> [Data entries]
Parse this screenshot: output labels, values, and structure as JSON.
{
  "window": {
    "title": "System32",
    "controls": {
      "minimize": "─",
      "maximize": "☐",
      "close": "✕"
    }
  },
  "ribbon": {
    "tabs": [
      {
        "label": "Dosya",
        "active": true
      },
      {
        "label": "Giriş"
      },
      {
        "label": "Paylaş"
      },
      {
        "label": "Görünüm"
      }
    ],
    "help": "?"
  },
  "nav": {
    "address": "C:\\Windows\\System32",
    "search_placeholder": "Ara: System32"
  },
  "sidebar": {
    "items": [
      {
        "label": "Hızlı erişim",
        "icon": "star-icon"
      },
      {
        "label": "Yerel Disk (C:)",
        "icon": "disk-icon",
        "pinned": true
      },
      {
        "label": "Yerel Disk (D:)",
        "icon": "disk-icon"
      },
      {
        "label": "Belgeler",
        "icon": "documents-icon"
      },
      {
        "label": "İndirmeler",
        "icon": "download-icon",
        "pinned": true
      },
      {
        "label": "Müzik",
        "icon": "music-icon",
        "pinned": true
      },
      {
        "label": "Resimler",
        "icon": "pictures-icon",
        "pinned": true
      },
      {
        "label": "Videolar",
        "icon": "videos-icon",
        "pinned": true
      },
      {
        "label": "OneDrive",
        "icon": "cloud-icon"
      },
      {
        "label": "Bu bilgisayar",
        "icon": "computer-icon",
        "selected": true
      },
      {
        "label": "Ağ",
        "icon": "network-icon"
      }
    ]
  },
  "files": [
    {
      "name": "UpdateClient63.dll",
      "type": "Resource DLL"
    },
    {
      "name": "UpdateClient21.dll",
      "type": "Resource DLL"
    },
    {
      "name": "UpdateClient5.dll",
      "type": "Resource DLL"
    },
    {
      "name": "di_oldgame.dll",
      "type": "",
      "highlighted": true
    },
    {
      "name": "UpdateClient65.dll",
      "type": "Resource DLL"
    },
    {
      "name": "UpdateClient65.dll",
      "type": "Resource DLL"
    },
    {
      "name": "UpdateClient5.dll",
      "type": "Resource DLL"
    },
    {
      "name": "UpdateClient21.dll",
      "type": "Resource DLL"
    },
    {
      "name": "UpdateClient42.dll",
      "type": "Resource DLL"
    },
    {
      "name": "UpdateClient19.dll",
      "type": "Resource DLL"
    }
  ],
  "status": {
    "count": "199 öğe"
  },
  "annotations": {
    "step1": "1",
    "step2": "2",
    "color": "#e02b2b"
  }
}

> [Stated problem]
Using the entries above, please restate each one word for word.

> [Task output]
Parse this screenshot: output labels, values, and structure as JSON.
{
  "window": {
    "title": "System32",
    "controls": {
      "minimize": "─",
      "maximize": "☐",
      "close": "✕"
    }
  },
  "ribbon": {
    "tabs": [
      {
        "label": "Dosya",
        "active": true
      },
      {
        "label": "Giriş"
      },
      {
        "label": "Paylaş"
      },
      {
        "label": "Görünüm"
      }
    ],
    "help": "?"
  },
  "nav": {
    "address": "C:\\Windows\\System32",
    "search_placeholder": "Ara: System32"
  },
  "sidebar": {
    "items": [
      {
        "label": "Hızlı erişim",
        "icon": "star-icon"
      },
      {
        "label": "Yerel Disk (C:)",
        "icon": "disk-icon",
        "pinned": true
      },
      {
        "label": "Yerel Disk (D:)",
        "icon": "disk-icon"
      },
      {
        "label": "Belgeler",
        "icon": "documents-icon"
      },
      {
        "label": "İndirmeler",
        "icon": "download-icon",
        "pinned": true
      },
      {
        "label": "Müzik",
        "icon": "music-icon",
        "pinned": true
      },
      {
        "label": "Resimler",
        "icon": "pictures-icon",
        "pinned": true
      },
      {
        "label": "Videolar",
        "icon": "videos-icon",
        "pinned": true
      },
      {
        "label": "OneDrive",
        "icon": "cloud-icon"
      },
      {
        "label": "Bu bilgisayar",
        "icon": "computer-icon",
        "selected": true
      },
      {
        "label": "Ağ",
        "icon": "network-icon"
      }
    ]
  },
  "files": [
    {
      "name": "UpdateClient63.dll",
      "type": "Resource DLL"
    },
    {
      "name": "UpdateClient21.dll",
      "type": "Resource DLL"
    },
    {
      "name": "UpdateClient5.dll",
      "type": "Resource DLL"
    },
    {
      "name": "di_oldgame.dll",
      "type": "",
      "highlighted": true
    },
    {
      "name": "UpdateClient65.dll",
      "type": "Resource DLL"
    },
    {
      "name": "UpdateClient65.dll",
      "type": "Resource DLL"
    },
    {
      "name": "UpdateClient5.dll",
      "type": "Resource DLL"
    },
    {
      "name": "UpdateClient21.dll",
      "type": "Resource DLL"
    },
    {
      "name": "UpdateClient42.dll",
      "type": "Resource DLL"
    },
    {
      "name": "UpdateClient19.dll",
      "type": "Resource DLL"
    }
  ],
  "status": {
    "count": "199 öğe"
  },
  "annotations": {
    "step1": "1",
    "step2": "2",
    "color": "#e02b2b"
  }
}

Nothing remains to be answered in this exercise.